** RECORDS **
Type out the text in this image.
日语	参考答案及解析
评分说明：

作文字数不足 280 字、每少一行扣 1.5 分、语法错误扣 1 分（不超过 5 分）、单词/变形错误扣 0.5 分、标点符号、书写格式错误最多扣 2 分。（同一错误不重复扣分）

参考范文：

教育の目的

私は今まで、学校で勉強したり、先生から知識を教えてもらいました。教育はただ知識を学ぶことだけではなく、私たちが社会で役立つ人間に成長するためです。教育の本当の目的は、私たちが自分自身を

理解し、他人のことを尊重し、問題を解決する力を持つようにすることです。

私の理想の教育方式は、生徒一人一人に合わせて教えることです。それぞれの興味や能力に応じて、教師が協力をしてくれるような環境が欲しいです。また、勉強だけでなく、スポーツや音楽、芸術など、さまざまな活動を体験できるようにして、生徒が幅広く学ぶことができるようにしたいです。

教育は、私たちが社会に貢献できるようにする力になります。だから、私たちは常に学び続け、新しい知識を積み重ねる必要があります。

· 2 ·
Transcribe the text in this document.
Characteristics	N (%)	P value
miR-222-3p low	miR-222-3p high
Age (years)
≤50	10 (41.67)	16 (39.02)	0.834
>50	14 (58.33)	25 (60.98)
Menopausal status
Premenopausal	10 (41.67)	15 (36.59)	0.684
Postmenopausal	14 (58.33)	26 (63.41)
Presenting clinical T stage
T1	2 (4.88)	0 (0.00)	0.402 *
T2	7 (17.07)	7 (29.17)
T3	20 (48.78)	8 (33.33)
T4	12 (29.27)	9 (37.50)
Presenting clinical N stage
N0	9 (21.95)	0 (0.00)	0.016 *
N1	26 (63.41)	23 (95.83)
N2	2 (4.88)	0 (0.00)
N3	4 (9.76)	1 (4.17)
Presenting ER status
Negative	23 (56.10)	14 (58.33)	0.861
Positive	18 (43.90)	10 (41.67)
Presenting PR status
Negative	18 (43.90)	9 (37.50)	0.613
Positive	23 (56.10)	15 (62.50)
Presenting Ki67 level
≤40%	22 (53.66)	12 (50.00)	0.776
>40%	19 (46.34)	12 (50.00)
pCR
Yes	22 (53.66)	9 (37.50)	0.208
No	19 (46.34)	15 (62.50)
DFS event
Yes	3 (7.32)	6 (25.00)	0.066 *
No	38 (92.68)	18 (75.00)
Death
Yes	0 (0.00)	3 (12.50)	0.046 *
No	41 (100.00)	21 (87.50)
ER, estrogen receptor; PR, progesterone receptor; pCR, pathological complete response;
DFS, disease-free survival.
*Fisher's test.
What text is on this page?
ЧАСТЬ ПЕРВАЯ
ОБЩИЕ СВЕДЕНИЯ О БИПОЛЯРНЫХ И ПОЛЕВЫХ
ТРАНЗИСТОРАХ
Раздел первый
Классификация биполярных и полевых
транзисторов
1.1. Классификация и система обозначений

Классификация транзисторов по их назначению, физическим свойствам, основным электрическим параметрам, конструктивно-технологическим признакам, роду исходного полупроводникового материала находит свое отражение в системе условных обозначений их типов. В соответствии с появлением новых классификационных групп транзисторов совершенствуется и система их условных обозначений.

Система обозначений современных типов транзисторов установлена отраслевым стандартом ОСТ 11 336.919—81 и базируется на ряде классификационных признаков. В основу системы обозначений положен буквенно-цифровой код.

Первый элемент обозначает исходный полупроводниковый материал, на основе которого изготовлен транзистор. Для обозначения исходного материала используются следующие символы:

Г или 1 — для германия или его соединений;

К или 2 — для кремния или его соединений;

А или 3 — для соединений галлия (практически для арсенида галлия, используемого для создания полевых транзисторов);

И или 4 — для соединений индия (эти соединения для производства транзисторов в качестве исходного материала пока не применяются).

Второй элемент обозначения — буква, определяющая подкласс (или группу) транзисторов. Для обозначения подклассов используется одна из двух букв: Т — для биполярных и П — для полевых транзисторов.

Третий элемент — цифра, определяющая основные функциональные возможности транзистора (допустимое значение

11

** DIRECTIVE **
Go through the entries and repeat each one exactly.

** TASK RESPONSE **
Type out the text in this image.
日语	参考答案及解析
评分说明：

作文字数不足 280 字、每少一行扣 1.5 分、语法错误扣 1 分（不超过 5 分）、单词/变形错误扣 0.5 分、标点符号、书写格式错误最多扣 2 分。（同一错误不重复扣分）

参考范文：

教育の目的

私は今まで、学校で勉強したり、先生から知識を教えてもらいました。教育はただ知識を学ぶことだけではなく、私たちが社会で役立つ人間に成長するためです。教育の本当の目的は、私たちが自分自身を

理解し、他人のことを尊重し、問題を解決する力を持つようにすることです。

私の理想の教育方式は、生徒一人一人に合わせて教えることです。それぞれの興味や能力に応じて、教師が協力をしてくれるような環境が欲しいです。また、勉強だけでなく、スポーツや音楽、芸術など、さまざまな活動を体験できるようにして、生徒が幅広く学ぶことができるようにしたいです。

教育は、私たちが社会に貢献できるようにする力になります。だから、私たちは常に学び続け、新しい知識を積み重ねる必要があります。

· 2 ·
Transcribe the text in this document.
Characteristics	N (%)	P value
miR-222-3p low	miR-222-3p high
Age (years)
≤50	10 (41.67)	16 (39.02)	0.834
>50	14 (58.33)	25 (60.98)
Menopausal status
Premenopausal	10 (41.67)	15 (36.59)	0.684
Postmenopausal	14 (58.33)	26 (63.41)
Presenting clinical T stage
T1	2 (4.88)	0 (0.00)	0.402 *
T2	7 (17.07)	7 (29.17)
T3	20 (48.78)	8 (33.33)
T4	12 (29.27)	9 (37.50)
Presenting clinical N stage
N0	9 (21.95)	0 (0.00)	0.016 *
N1	26 (63.41)	23 (95.83)
N2	2 (4.88)	0 (0.00)
N3	4 (9.76)	1 (4.17)
Presenting ER status
Negative	23 (56.10)	14 (58.33)	0.861
Positive	18 (43.90)	10 (41.67)
Presenting PR status
Negative	18 (43.90)	9 (37.50)	0.613
Positive	23 (56.10)	15 (62.50)
Presenting Ki67 level
≤40%	22 (53.66)	12 (50.00)	0.776
>40%	19 (46.34)	12 (50.00)
pCR
Yes	22 (53.66)	9 (37.50)	0.208
No	19 (46.34)	15 (62.50)
DFS event
Yes	3 (7.32)	6 (25.00)	0.066 *
No	38 (92.68)	18 (75.00)
Death
Yes	0 (0.00)	3 (12.50)	0.046 *
No	41 (100.00)	21 (87.50)
ER, estrogen receptor; PR, progesterone receptor; pCR, pathological complete response;
DFS, disease-free survival.
*Fisher's test.
What text is on this page?
ЧАСТЬ ПЕРВАЯ
ОБЩИЕ СВЕДЕНИЯ О БИПОЛЯРНЫХ И ПОЛЕВЫХ
ТРАНЗИСТОРАХ
Раздел первый
Классификация биполярных и полевых
транзисторов
1.1. Классификация и система обозначений

Классификация транзисторов по их назначению, физическим свойствам, основным электрическим параметрам, конструктивно-технологическим признакам, роду исходного полупроводникового материала находит свое отражение в системе условных обозначений их типов. В соответствии с появлением новых классификационных групп транзисторов совершенствуется и система их условных обозначений.

Система обозначений современных типов транзисторов установлена отраслевым стандартом ОСТ 11 336.919—81 и базируется на ряде классификационных признаков. В основу системы обозначений положен буквенно-цифровой код.

Первый элемент обозначает исходный полупроводниковый материал, на основе которого изготовлен транзистор. Для обозначения исходного материала используются следующие символы:

Г или 1 — для германия или его соединений;

К или 2 — для кремния или его соединений;

А или 3 — для соединений галлия (практически для арсенида галлия, используемого для создания полевых транзисторов);

И или 4 — для соединений индия (эти соединения для производства транзисторов в качестве исходного материала пока не применяются).

Второй элемент обозначения — буква, определяющая подкласс (или группу) транзисторов. Для обозначения подклассов используется одна из двух букв: Т — для биполярных и П — для полевых транзисторов.

Третий элемент — цифра, определяющая основные функциональные возможности транзистора (допустимое значение

11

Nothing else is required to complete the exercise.